[BEGIN Information supplied]
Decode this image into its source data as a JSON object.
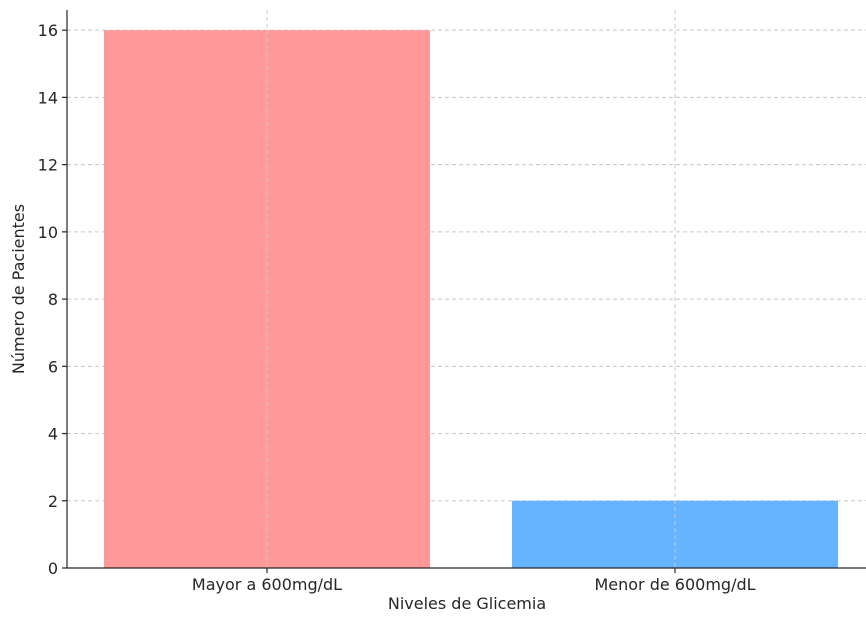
{
  "chart_data": {
    "type": "bar",
    "categories": [
      "Mayor a 600mg/dL",
      "Menor de 600mg/dL"
    ],
    "values": [
      16,
      2
    ],
    "colors": [
      "#ff9999",
      "#66b3ff"
    ],
    "title": "",
    "xlabel": "Niveles de Glicemia",
    "ylabel": "Número de Pacientes",
    "ylim": [
      0,
      16.6
    ],
    "yticks": [
      0,
      2,
      4,
      6,
      8,
      10,
      12,
      14,
      16
    ],
    "grid": true
  }
}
[END Information supplied]
Reproduce each record from above exactly; pictures do not belong in the copy.

**Solution for this problem:**
Decode this image into its source data as a JSON object.
{
  "chart_data": {
    "type": "bar",
    "categories": [
      "Mayor a 600mg/dL",
      "Menor de 600mg/dL"
    ],
    "values": [
      16,
      2
    ],
    "colors": [
      "#ff9999",
      "#66b3ff"
    ],
    "title": "",
    "xlabel": "Niveles de Glicemia",
    "ylabel": "Número de Pacientes",
    "ylim": [
      0,
      16.6
    ],
    "yticks": [
      0,
      2,
      4,
      6,
      8,
      10,
      12,
      14,
      16
    ],
    "grid": true
  }
}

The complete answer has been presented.